> [GIVEN INSTRUCTION]
Select the lines that contain "Omega" and copy each of them.

━━━━━ THE RECORDS ━━━━━

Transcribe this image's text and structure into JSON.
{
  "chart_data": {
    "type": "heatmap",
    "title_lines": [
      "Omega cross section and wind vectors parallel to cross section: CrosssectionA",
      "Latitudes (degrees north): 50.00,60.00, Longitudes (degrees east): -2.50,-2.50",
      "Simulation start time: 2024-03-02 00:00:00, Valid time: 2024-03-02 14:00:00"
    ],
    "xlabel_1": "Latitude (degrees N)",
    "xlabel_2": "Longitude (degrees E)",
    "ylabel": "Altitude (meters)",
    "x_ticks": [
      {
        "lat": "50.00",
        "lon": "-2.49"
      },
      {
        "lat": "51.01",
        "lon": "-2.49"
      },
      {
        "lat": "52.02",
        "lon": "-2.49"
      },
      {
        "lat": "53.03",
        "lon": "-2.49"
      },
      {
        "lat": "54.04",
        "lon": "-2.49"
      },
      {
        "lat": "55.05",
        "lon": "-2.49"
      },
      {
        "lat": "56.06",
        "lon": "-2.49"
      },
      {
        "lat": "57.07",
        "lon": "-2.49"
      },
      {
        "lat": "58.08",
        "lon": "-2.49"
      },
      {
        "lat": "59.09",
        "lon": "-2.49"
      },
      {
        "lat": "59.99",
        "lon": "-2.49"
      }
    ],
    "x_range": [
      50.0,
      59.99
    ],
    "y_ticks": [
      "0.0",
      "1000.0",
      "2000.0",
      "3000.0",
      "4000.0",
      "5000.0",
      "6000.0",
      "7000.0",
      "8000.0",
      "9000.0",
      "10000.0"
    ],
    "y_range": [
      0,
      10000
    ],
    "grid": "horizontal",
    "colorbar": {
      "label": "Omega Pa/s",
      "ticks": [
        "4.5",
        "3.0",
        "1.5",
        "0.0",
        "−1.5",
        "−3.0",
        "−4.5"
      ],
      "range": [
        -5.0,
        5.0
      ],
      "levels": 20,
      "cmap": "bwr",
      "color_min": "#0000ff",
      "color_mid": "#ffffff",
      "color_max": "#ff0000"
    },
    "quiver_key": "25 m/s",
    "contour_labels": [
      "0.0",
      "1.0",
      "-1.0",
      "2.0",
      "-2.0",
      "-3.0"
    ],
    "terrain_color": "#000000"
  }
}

━━━━━

> [RESULT OF THE EXERCISE]
      "Omega cross section and wind vectors parallel to cross section: CrosssectionA",
      "label": "Omega Pa/s",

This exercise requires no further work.